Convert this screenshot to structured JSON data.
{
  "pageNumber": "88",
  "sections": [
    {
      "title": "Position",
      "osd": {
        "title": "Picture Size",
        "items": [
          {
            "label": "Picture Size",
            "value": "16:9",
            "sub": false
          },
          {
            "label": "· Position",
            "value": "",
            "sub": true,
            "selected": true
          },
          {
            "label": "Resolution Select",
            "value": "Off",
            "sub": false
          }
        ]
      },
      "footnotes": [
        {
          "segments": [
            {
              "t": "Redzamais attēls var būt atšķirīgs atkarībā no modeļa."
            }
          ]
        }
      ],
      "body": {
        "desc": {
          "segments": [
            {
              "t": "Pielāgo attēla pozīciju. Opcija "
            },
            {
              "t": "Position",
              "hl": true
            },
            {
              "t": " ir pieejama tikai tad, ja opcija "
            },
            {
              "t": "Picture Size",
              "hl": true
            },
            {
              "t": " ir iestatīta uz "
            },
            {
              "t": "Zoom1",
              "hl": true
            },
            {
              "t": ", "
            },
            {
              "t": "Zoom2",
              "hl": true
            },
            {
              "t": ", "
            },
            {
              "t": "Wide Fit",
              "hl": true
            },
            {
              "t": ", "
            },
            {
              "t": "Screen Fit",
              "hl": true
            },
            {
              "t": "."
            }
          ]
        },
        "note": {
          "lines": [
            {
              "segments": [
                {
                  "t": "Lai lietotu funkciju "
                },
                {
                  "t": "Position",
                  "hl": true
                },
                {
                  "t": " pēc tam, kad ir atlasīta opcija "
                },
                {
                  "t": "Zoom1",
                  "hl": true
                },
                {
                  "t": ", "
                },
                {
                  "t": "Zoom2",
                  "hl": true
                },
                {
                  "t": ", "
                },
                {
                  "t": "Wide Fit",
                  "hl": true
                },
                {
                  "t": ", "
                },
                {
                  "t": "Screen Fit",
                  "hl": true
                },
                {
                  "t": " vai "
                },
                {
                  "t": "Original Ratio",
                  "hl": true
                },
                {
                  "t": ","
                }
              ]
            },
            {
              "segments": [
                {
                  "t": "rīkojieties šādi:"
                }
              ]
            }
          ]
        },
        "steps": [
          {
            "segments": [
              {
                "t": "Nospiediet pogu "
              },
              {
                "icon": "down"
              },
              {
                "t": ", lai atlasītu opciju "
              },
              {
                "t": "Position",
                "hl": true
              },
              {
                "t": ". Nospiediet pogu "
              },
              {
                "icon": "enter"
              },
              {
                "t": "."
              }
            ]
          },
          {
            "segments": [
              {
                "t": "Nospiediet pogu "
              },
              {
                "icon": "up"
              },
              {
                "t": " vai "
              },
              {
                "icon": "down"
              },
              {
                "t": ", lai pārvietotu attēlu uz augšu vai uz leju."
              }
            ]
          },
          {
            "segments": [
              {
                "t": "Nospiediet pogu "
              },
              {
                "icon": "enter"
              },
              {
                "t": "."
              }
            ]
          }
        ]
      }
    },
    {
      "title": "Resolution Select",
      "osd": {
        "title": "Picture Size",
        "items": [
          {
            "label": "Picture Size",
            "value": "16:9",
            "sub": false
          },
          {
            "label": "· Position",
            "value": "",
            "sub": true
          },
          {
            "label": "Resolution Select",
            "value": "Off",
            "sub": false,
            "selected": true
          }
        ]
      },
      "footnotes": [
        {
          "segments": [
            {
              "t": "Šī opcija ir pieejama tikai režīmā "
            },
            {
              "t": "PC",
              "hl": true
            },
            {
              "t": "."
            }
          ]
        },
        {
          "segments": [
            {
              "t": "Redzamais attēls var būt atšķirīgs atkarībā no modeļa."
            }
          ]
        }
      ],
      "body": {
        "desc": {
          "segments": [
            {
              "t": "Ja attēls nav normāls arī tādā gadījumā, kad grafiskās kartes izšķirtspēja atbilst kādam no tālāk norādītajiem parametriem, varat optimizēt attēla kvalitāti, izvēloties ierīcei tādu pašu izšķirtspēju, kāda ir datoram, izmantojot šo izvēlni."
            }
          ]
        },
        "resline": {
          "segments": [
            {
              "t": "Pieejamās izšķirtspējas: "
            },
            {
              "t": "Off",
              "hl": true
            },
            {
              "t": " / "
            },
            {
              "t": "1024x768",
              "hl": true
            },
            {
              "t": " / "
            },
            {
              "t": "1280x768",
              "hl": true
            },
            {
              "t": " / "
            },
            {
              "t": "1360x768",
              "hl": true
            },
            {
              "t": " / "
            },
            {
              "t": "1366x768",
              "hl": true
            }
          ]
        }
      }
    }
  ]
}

▶ Problem to solve: Print the listing above in its entirety, with every line exact.

▶ Answer:
Convert this screenshot to structured JSON data.
{
  "pageNumber": "88",
  "sections": [
    {
      "title": "Position",
      "osd": {
        "title": "Picture Size",
        "items": [
          {
            "label": "Picture Size",
            "value": "16:9",
            "sub": false
          },
          {
            "label": "· Position",
            "value": "",
            "sub": true,
            "selected": true
          },
          {
            "label": "Resolution Select",
            "value": "Off",
            "sub": false
          }
        ]
      },
      "footnotes": [
        {
          "segments": [
            {
              "t": "Redzamais attēls var būt atšķirīgs atkarībā no modeļa."
            }
          ]
        }
      ],
      "body": {
        "desc": {
          "segments": [
            {
              "t": "Pielāgo attēla pozīciju. Opcija "
            },
            {
              "t": "Position",
              "hl": true
            },
            {
              "t": " ir pieejama tikai tad, ja opcija "
            },
            {
              "t": "Picture Size",
              "hl": true
            },
            {
              "t": " ir iestatīta uz "
            },
            {
              "t": "Zoom1",
              "hl": true
            },
            {
              "t": ", "
            },
            {
              "t": "Zoom2",
              "hl": true
            },
            {
              "t": ", "
            },
            {
              "t": "Wide Fit",
              "hl": true
            },
            {
              "t": ", "
            },
            {
              "t": "Screen Fit",
              "hl": true
            },
            {
              "t": "."
            }
          ]
        },
        "note": {
          "lines": [
            {
              "segments": [
                {
                  "t": "Lai lietotu funkciju "
                },
                {
                  "t": "Position",
                  "hl": true
                },
                {
                  "t": " pēc tam, kad ir atlasīta opcija "
                },
                {
                  "t": "Zoom1",
                  "hl": true
                },
                {
                  "t": ", "
                },
                {
                  "t": "Zoom2",
                  "hl": true
                },
                {
                  "t": ", "
                },
                {
                  "t": "Wide Fit",
                  "hl": true
                },
                {
                  "t": ", "
                },
                {
                  "t": "Screen Fit",
                  "hl": true
                },
                {
                  "t": " vai "
                },
                {
                  "t": "Original Ratio",
                  "hl": true
                },
                {
                  "t": ","
                }
              ]
            },
            {
              "segments": [
                {
                  "t": "rīkojieties šādi:"
                }
              ]
            }
          ]
        },
        "steps": [
          {
            "segments": [
              {
                "t": "Nospiediet pogu "
              },
              {
                "icon": "down"
              },
              {
                "t": ", lai atlasītu opciju "
              },
              {
                "t": "Position",
                "hl": true
              },
              {
                "t": ". Nospiediet pogu "
              },
              {
                "icon": "enter"
              },
              {
                "t": "."
              }
            ]
          },
          {
            "segments": [
              {
                "t": "Nospiediet pogu "
              },
              {
                "icon": "up"
              },
              {
                "t": " vai "
              },
              {
                "icon": "down"
              },
              {
                "t": ", lai pārvietotu attēlu uz augšu vai uz leju."
              }
            ]
          },
          {
            "segments": [
              {
                "t": "Nospiediet pogu "
              },
              {
                "icon": "enter"
              },
              {
                "t": "."
              }
            ]
          }
        ]
      }
    },
    {
      "title": "Resolution Select",
      "osd": {
        "title": "Picture Size",
        "items": [
          {
            "label": "Picture Size",
            "value": "16:9",
            "sub": false
          },
          {
            "label": "· Position",
            "value": "",
            "sub": true
          },
          {
            "label": "Resolution Select",
            "value": "Off",
            "sub": false,
            "selected": true
          }
        ]
      },
      "footnotes": [
        {
          "segments": [
            {
              "t": "Šī opcija ir pieejama tikai režīmā "
            },
            {
              "t": "PC",
              "hl": true
            },
            {
              "t": "."
            }
          ]
        },
        {
          "segments": [
            {
              "t": "Redzamais attēls var būt atšķirīgs atkarībā no modeļa."
            }
          ]
        }
      ],
      "body": {
        "desc": {
          "segments": [
            {
              "t": "Ja attēls nav normāls arī tādā gadījumā, kad grafiskās kartes izšķirtspēja atbilst kādam no tālāk norādītajiem parametriem, varat optimizēt attēla kvalitāti, izvēloties ierīcei tādu pašu izšķirtspēju, kāda ir datoram, izmantojot šo izvēlni."
            }
          ]
        },
        "resline": {
          "segments": [
            {
              "t": "Pieejamās izšķirtspējas: "
            },
            {
              "t": "Off",
              "hl": true
            },
            {
              "t": " / "
            },
            {
              "t": "1024x768",
              "hl": true
            },
            {
              "t": " / "
            },
            {
              "t": "1280x768",
              "hl": true
            },
            {
              "t": " / "
            },
            {
              "t": "1360x768",
              "hl": true
            },
            {
              "t": " / "
            },
            {
              "t": "1366x768",
              "hl": true
            }
          ]
        }
      }
    }
  ]
}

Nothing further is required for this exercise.